> **Written problem 1**
Repeat the records from their first line through the line containing "candle-body (625, 74, 630, 100)", replacing "volume-bar" with "volume-column" and leaving everything else in those lines unchanged.

> **Given passage**
Simanaitis Says

On cars, old, new and future; science & technology; vintage airplanes, computer flight simulation of them; Sherlockiana; our English language; travel; and other stuff

CHAOTIC PENDULUMS

A SIMPLE PENDULUM’s measured behavior is a marvelous thing. A clock with one doesn’t need batteries. It doesn’t need a plug. There’s no solar panel or other wizardry. All pendulums, though, aren’t so well behaved; some are downright chaotic.

Clock3

Displaced from its equilibrium position, the pendulum is acted upon by gravity which accelerates it back toward vertical. This restoring force combined with the pendulum’s mass causes it to overshoot. And then the process continues, at least in theory where there’s no friction nor air resistance.

m

Once displaced from vertical, a pendulum is encouraged by gravity to return.

The time of a pendulum’s swing, its period, depends on gravity, the pendulum’s length and also, just a tad, on the width of its swing, its amplitude.

For a typical pendulum swing of a clock, T ≈ 2π √(L/g), where T is the time for a complete oscillation, L is the length of the pendulum and g is the local acceleration of gravity. (A clock pendulum has a set-screw on its base to fine-tune its length for enhanced accuracy).

On average, g is around 9.8 m/sec2; about 32 ft/sec2 in English units honoring Sir Isaac Newton. More precisely, g depends on one’s location. The official value of 9.80665 m/sec2 is considered spot-on if you happen to reside at latitude 45 degrees 32 minutes 33 seconds.

I used my Microsoft Flight Simulator to identify where this precise latitude lay from my home airfield of Orange County, Santa Ana, California. Directly north of SNA at N 45 degrees 32 minutes 33 seconds is a location in northeast Oregon, not far from Smith Mountain Ranch. Elsewhere in the world, this latitude is south of London’s N 51 degrees, north of Monaco’s N 43 and very close to Milan’s N 45 degrees 28 minutes.

Enough already on latitude; what of pendulums? In particular, we’re only one short variation away from utter chaos.

n

A double pendulum.

As its name suggests, a double pendulum is a pendulum with another pendulum attached to its end. It’s fascinating because of its extreme sensitivity to initial conditions. Technically, as a dynamical system, a double pendulum is structurally unstable to the point of being chaotic.

Let’s pause here to give chaos something of a proper definition: A system is chaotic if small differences in initial conditions, in its startup, can yield arbitrarily large changes later on. One example of this is the Butterfly Effect, where an Amazonian wing flutter can lead to a Duluth blizzard.

> **Written problem 2**
Summarize the passage on chaotic pendulums in two sentences.

> **Provided data**

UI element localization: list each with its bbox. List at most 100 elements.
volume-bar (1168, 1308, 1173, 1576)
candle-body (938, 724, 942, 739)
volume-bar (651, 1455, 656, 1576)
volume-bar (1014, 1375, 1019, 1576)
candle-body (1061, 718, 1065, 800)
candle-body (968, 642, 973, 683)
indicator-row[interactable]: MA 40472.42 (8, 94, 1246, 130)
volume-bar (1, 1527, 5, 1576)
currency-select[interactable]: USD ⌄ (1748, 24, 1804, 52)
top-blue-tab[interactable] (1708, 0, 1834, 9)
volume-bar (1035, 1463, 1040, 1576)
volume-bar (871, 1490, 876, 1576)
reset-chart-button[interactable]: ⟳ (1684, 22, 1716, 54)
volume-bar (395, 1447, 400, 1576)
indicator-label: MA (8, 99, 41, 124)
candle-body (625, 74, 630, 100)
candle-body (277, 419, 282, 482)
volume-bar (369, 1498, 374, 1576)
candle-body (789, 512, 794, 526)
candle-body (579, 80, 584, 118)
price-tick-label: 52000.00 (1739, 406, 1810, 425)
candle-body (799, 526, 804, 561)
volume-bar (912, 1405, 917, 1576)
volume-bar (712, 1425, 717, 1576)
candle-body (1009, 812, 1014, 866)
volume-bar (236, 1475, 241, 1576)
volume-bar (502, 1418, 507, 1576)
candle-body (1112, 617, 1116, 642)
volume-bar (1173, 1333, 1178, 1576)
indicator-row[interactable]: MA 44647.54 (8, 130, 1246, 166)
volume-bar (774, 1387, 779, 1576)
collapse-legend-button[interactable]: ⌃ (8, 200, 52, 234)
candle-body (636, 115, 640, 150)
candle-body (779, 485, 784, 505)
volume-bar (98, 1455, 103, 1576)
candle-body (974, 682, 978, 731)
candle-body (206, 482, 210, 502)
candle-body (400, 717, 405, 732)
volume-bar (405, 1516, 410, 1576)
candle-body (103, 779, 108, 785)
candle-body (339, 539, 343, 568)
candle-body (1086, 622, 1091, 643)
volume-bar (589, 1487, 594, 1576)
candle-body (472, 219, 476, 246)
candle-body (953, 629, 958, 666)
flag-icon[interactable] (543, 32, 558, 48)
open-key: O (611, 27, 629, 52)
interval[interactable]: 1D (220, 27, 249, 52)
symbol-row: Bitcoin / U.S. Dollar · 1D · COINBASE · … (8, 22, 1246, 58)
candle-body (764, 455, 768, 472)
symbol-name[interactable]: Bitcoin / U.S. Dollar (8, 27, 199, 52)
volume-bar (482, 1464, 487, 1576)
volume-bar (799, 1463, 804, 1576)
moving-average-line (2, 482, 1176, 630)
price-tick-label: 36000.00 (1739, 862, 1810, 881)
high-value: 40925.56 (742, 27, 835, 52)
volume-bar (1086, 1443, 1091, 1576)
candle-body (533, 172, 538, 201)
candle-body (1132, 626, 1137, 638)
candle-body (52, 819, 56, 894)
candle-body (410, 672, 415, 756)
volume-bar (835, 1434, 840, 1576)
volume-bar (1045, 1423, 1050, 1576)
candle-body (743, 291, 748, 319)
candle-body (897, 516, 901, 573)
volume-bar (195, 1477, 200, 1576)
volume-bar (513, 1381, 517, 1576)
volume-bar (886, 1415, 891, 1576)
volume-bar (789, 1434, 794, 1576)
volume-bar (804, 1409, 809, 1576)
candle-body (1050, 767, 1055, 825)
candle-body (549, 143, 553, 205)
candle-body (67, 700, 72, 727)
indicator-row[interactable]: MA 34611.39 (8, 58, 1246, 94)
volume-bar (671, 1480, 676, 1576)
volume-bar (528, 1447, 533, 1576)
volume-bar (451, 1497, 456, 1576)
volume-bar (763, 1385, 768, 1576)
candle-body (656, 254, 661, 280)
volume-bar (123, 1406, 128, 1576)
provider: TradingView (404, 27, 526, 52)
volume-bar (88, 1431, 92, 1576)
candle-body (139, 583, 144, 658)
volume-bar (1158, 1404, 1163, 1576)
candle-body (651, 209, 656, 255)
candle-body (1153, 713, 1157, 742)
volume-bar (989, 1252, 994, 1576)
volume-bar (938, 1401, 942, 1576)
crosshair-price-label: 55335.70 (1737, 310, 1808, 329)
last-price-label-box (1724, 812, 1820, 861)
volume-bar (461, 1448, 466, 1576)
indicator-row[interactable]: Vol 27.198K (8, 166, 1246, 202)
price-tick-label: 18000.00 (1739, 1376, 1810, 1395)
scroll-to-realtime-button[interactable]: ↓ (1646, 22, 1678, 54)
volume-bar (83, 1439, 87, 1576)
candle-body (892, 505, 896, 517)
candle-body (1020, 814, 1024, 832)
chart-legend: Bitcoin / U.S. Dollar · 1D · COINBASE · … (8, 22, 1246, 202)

> **Exercise answer 1**
UI element localization: list each with its bbox. List at most 100 elements.
volume-column (1168, 1308, 1173, 1576)
candle-body (938, 724, 942, 739)
volume-column (651, 1455, 656, 1576)
volume-column (1014, 1375, 1019, 1576)
candle-body (1061, 718, 1065, 800)
candle-body (968, 642, 973, 683)
indicator-row[interactable]: MA 40472.42 (8, 94, 1246, 130)
volume-column (1, 1527, 5, 1576)
currency-select[interactable]: USD ⌄ (1748, 24, 1804, 52)
top-blue-tab[interactable] (1708, 0, 1834, 9)
volume-column (1035, 1463, 1040, 1576)
volume-column (871, 1490, 876, 1576)
reset-chart-button[interactable]: ⟳ (1684, 22, 1716, 54)
volume-column (395, 1447, 400, 1576)
indicator-label: MA (8, 99, 41, 124)
candle-body (625, 74, 630, 100)

> **Exercise answer 2**
A simple pendulum's period depends on gravity, its length and, slightly, its amplitude, and gravity itself varies by location, with the official value of 9.80665 m/sec2 holding at latitude 45 degrees 32 minutes 33 seconds. A double pendulum, which is a pendulum attached to the end of another pendulum, is so sensitive to initial conditions that it is chaotic, meaning small differences at startup can yield arbitrarily large changes later on.